» Exercise details
Look through the lines below and extract any with the word "圆梦你我他".

» Listing
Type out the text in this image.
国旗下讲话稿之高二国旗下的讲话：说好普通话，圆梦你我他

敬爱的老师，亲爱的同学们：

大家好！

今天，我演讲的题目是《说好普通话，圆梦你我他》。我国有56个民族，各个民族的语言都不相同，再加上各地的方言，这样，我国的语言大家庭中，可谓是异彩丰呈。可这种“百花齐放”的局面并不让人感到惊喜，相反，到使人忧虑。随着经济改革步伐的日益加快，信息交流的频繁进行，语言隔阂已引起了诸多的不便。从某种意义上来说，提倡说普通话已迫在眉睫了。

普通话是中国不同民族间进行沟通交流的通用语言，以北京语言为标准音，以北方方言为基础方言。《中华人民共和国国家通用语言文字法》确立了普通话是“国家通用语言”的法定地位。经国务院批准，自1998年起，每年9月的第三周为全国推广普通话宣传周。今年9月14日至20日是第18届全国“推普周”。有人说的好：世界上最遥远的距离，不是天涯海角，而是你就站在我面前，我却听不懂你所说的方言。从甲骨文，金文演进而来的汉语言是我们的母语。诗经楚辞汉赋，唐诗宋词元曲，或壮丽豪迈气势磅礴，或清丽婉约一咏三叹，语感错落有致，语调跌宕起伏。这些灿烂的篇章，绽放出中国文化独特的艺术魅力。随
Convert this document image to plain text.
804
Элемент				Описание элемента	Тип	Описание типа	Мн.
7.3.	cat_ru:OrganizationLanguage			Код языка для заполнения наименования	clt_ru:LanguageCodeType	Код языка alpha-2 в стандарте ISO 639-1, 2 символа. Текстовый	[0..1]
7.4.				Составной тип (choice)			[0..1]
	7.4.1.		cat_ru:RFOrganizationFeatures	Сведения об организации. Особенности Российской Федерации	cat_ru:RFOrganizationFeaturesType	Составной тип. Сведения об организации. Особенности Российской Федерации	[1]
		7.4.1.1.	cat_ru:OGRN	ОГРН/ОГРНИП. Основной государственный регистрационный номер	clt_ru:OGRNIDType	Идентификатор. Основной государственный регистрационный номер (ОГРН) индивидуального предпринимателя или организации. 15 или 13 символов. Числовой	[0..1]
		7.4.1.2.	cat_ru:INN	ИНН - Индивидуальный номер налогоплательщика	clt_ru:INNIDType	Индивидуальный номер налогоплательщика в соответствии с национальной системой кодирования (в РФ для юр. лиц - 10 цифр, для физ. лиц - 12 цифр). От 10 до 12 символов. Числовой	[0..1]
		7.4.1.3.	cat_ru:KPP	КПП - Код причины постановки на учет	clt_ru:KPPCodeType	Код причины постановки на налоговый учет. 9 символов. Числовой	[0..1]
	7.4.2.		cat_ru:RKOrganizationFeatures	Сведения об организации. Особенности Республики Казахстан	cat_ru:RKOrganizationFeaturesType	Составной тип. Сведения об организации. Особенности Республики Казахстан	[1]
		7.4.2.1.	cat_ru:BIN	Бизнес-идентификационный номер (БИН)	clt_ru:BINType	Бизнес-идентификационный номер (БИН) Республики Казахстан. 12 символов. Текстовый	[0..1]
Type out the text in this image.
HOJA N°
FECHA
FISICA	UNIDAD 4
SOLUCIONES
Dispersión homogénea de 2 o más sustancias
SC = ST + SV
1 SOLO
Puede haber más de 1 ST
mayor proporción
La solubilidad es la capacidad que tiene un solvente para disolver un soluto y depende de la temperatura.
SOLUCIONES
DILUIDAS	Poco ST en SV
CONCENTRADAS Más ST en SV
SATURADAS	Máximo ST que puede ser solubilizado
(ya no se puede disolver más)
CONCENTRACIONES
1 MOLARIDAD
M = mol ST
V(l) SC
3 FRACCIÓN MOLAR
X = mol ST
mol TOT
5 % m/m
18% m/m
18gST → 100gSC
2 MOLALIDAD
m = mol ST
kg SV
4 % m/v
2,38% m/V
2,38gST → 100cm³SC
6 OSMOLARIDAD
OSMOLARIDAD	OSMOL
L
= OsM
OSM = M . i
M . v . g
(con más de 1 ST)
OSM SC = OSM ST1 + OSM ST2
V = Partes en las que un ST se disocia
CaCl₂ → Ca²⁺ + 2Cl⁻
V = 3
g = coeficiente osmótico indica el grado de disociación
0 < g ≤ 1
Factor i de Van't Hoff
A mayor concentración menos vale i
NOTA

» Written answer
国旗下讲话稿之高二国旗下的讲话：说好普通话，圆梦你我他
今天，我演讲的题目是《说好普通话，圆梦你我他》。我国有56个民族，各个民族的语言都不相同，再加上各地的方言，这样，我国的语言大家庭中，可谓是异彩丰呈。可这种“百花齐放”的局面并不让人感到惊喜，相反，到使人忧虑。随着经济改革步伐的日益加快，信息交流的频繁进行，语言隔阂已引起了诸多的不便。从某种意义上来说，提倡说普通话已迫在眉睫了。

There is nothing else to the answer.